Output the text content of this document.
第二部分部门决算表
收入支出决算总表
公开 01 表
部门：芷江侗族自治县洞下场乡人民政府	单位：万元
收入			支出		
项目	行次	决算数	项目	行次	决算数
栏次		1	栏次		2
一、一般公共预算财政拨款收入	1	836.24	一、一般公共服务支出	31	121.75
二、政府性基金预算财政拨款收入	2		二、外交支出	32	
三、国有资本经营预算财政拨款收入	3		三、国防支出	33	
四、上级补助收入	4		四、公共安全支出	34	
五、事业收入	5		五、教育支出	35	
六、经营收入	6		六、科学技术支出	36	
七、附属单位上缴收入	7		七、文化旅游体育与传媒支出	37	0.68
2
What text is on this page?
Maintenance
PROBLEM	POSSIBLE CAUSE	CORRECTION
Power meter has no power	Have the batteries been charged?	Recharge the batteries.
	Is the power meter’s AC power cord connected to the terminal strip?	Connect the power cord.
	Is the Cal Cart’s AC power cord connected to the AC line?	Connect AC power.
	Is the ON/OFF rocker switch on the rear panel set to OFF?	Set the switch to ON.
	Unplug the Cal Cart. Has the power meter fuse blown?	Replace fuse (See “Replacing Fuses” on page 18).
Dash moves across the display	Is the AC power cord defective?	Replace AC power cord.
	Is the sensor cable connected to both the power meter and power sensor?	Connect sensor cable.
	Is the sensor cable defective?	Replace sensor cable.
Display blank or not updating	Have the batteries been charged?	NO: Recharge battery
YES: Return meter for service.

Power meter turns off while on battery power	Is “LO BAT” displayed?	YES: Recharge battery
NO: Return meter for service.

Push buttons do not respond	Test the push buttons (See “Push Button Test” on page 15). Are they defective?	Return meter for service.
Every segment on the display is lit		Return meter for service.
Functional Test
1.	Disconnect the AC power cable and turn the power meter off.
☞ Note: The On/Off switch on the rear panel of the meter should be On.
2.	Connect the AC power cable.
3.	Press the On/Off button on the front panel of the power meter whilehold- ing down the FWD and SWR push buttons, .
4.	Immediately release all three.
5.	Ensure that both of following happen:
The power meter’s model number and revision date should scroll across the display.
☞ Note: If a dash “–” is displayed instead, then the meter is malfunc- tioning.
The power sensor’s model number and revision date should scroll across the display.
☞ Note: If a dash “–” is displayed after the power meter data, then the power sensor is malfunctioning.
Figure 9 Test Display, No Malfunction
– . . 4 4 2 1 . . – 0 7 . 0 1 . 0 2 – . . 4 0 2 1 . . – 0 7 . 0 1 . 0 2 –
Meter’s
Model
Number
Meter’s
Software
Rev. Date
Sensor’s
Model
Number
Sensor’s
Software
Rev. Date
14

Problem requirements: Print out all the entries precisely as written.

Response to this task:
Output the text content of this document.
第二部分部门决算表
收入支出决算总表
公开 01 表
部门：芷江侗族自治县洞下场乡人民政府	单位：万元
收入			支出		
项目	行次	决算数	项目	行次	决算数
栏次		1	栏次		2
一、一般公共预算财政拨款收入	1	836.24	一、一般公共服务支出	31	121.75
二、政府性基金预算财政拨款收入	2		二、外交支出	32	
三、国有资本经营预算财政拨款收入	3		三、国防支出	33	
四、上级补助收入	4		四、公共安全支出	34	
五、事业收入	5		五、教育支出	35	
六、经营收入	6		六、科学技术支出	36	
七、附属单位上缴收入	7		七、文化旅游体育与传媒支出	37	0.68
2
What text is on this page?
Maintenance
PROBLEM	POSSIBLE CAUSE	CORRECTION
Power meter has no power	Have the batteries been charged?	Recharge the batteries.
	Is the power meter’s AC power cord connected to the terminal strip?	Connect the power cord.
	Is the Cal Cart’s AC power cord connected to the AC line?	Connect AC power.
	Is the ON/OFF rocker switch on the rear panel set to OFF?	Set the switch to ON.
	Unplug the Cal Cart. Has the power meter fuse blown?	Replace fuse (See “Replacing Fuses” on page 18).
Dash moves across the display	Is the AC power cord defective?	Replace AC power cord.
	Is the sensor cable connected to both the power meter and power sensor?	Connect sensor cable.
	Is the sensor cable defective?	Replace sensor cable.
Display blank or not updating	Have the batteries been charged?	NO: Recharge battery
YES: Return meter for service.

Power meter turns off while on battery power	Is “LO BAT” displayed?	YES: Recharge battery
NO: Return meter for service.

Push buttons do not respond	Test the push buttons (See “Push Button Test” on page 15). Are they defective?	Return meter for service.
Every segment on the display is lit		Return meter for service.
Functional Test
1.	Disconnect the AC power cable and turn the power meter off.
☞ Note: The On/Off switch on the rear panel of the meter should be On.
2.	Connect the AC power cable.
3.	Press the On/Off button on the front panel of the power meter whilehold- ing down the FWD and SWR push buttons, .
4.	Immediately release all three.
5.	Ensure that both of following happen:
The power meter’s model number and revision date should scroll across the display.
☞ Note: If a dash “–” is displayed instead, then the meter is malfunc- tioning.
The power sensor’s model number and revision date should scroll across the display.
☞ Note: If a dash “–” is displayed after the power meter data, then the power sensor is malfunctioning.
Figure 9 Test Display, No Malfunction
– . . 4 4 2 1 . . – 0 7 . 0 1 . 0 2 – . . 4 0 2 1 . . – 0 7 . 0 1 . 0 2 –
Meter’s
Model
Number
Meter’s
Software
Rev. Date
Sensor’s
Model
Number
Sensor’s
Software
Rev. Date
14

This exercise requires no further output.